Wherever the string "Approval" shows up in a line, count that line. Give the total alone.

[Saved entries]
----------
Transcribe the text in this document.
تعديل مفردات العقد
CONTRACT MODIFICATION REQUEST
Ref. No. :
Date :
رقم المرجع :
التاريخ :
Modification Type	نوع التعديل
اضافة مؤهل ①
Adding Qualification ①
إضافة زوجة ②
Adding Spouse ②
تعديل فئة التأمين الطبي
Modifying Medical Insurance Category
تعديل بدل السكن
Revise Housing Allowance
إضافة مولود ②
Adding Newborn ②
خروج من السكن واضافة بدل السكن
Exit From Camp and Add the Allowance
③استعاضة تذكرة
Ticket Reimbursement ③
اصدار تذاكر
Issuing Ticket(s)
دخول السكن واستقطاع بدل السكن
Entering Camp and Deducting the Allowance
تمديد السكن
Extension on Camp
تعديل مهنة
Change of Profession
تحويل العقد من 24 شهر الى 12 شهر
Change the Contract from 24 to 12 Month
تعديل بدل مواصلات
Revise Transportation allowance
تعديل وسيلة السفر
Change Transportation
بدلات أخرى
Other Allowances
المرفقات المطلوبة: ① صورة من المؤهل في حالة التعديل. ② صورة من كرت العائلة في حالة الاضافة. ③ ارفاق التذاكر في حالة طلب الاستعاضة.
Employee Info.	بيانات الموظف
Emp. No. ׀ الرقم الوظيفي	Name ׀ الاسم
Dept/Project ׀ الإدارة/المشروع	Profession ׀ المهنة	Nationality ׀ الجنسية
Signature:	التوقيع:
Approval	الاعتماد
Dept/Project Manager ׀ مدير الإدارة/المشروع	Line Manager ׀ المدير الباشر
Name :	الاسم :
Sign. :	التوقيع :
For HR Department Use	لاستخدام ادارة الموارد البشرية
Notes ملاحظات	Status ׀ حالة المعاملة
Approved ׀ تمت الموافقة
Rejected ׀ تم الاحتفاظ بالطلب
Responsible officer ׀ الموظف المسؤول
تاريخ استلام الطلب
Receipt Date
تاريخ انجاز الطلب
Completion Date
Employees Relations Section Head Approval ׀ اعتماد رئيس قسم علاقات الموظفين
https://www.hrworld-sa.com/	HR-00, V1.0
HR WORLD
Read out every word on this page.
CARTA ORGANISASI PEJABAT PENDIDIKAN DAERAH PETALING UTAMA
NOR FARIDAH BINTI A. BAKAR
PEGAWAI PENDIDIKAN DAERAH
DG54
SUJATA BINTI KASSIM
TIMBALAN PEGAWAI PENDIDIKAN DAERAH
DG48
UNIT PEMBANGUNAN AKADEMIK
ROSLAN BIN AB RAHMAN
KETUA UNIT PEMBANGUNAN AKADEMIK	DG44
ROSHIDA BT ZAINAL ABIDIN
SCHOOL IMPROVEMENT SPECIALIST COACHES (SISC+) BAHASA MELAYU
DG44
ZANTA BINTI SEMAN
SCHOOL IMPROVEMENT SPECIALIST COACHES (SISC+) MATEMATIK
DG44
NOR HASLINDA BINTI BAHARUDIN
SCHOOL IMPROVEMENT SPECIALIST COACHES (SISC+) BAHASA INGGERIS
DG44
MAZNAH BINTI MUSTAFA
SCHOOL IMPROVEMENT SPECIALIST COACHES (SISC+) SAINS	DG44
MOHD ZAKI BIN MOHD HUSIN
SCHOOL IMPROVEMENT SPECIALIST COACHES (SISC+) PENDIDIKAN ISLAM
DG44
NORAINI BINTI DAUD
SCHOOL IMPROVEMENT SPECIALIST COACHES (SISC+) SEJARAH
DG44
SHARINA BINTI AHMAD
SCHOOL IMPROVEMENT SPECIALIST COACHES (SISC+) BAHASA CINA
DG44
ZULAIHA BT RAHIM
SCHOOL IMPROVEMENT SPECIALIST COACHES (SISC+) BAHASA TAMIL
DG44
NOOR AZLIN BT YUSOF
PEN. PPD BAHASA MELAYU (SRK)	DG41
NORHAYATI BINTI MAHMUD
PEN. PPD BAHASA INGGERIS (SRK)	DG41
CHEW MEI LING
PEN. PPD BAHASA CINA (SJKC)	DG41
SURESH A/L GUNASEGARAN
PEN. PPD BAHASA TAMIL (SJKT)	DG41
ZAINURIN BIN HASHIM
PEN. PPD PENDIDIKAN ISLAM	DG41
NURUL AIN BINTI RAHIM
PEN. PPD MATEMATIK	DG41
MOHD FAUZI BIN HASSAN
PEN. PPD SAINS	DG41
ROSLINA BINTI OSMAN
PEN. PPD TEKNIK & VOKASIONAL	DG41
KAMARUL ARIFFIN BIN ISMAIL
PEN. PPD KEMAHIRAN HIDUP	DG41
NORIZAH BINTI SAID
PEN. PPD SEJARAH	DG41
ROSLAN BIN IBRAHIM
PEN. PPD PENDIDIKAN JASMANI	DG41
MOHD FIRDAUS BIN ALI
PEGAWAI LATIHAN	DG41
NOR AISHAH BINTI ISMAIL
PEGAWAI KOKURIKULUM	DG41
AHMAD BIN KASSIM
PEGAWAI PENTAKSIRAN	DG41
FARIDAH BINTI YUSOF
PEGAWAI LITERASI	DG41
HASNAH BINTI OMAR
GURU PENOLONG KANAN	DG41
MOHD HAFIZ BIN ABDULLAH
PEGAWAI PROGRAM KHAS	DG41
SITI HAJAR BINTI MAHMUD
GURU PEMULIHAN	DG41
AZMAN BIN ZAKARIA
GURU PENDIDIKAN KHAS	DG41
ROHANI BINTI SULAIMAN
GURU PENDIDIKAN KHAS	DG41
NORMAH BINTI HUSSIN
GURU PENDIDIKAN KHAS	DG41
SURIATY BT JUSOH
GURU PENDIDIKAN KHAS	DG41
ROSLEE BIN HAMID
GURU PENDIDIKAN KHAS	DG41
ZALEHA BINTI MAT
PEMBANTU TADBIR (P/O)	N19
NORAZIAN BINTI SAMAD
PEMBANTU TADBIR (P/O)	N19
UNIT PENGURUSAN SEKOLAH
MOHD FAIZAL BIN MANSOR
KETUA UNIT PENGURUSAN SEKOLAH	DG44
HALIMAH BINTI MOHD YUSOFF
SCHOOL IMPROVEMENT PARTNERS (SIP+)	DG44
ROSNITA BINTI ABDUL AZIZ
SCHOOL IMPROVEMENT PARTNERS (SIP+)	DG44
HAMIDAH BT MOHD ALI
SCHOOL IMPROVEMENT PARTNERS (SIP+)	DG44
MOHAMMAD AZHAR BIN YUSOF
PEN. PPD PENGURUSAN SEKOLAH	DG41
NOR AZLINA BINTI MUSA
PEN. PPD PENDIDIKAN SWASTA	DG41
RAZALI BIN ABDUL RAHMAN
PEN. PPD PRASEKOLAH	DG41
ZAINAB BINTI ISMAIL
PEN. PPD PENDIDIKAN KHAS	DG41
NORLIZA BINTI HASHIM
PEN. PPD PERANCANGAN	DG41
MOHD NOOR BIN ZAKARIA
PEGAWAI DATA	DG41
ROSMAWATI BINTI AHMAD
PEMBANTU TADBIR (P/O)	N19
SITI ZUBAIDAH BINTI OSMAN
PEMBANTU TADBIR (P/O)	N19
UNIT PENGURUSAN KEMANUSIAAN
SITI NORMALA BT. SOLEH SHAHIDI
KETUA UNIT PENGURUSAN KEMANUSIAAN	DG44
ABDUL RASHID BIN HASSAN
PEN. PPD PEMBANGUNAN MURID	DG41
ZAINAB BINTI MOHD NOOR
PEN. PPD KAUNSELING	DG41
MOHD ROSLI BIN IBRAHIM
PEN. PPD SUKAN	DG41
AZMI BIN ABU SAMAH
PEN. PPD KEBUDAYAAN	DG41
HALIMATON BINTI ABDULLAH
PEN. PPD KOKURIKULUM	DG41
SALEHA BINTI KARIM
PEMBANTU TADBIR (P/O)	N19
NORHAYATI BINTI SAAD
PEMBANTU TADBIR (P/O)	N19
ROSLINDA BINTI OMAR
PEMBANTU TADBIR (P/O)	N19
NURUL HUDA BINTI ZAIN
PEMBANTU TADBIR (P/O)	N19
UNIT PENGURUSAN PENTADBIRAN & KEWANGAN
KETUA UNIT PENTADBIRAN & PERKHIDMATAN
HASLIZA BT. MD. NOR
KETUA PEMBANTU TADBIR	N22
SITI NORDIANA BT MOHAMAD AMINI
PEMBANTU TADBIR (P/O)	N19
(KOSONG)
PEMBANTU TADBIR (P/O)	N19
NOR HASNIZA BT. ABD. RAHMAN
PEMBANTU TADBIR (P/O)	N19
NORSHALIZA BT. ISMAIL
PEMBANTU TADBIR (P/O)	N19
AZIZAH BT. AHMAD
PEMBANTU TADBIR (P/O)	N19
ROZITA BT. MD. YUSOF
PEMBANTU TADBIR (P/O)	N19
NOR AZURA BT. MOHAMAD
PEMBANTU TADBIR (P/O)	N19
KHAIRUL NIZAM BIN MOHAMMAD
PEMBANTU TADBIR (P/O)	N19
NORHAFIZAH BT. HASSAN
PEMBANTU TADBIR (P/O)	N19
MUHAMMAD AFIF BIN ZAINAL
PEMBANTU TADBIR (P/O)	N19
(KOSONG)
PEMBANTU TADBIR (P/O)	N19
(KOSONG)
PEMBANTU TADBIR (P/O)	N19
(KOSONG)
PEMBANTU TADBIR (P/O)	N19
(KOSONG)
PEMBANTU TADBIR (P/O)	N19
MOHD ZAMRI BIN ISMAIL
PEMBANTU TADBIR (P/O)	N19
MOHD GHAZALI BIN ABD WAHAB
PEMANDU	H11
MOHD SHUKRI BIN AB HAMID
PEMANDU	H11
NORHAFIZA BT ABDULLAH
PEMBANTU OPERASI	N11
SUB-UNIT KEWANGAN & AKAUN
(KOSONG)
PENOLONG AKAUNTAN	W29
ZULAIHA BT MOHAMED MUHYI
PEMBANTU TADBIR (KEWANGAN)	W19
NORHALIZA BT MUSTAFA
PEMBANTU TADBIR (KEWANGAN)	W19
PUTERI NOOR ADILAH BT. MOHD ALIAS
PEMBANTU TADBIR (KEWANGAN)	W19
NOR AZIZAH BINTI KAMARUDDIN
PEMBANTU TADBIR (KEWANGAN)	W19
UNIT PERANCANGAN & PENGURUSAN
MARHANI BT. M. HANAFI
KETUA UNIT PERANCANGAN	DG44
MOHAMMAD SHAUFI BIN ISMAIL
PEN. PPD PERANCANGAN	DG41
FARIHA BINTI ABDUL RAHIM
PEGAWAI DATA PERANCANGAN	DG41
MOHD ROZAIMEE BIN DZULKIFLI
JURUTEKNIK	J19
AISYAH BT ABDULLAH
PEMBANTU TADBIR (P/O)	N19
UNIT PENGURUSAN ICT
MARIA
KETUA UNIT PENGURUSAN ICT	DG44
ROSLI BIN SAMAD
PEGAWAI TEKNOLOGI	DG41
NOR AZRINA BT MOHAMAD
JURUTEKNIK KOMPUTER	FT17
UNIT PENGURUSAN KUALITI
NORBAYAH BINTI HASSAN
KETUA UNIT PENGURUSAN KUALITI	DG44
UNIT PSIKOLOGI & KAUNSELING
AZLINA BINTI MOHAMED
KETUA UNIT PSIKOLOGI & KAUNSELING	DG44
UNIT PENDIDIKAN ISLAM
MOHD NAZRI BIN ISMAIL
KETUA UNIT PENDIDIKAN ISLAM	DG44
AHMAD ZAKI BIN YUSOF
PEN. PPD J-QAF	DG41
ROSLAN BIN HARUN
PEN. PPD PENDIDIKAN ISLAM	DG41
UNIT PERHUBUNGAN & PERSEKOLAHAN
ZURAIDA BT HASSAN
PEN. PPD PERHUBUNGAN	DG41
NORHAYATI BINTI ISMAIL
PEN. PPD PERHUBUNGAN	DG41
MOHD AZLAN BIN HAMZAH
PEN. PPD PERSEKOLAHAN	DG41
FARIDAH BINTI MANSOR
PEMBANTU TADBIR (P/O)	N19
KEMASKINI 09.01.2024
----------
## [TASK OUTPUT]
2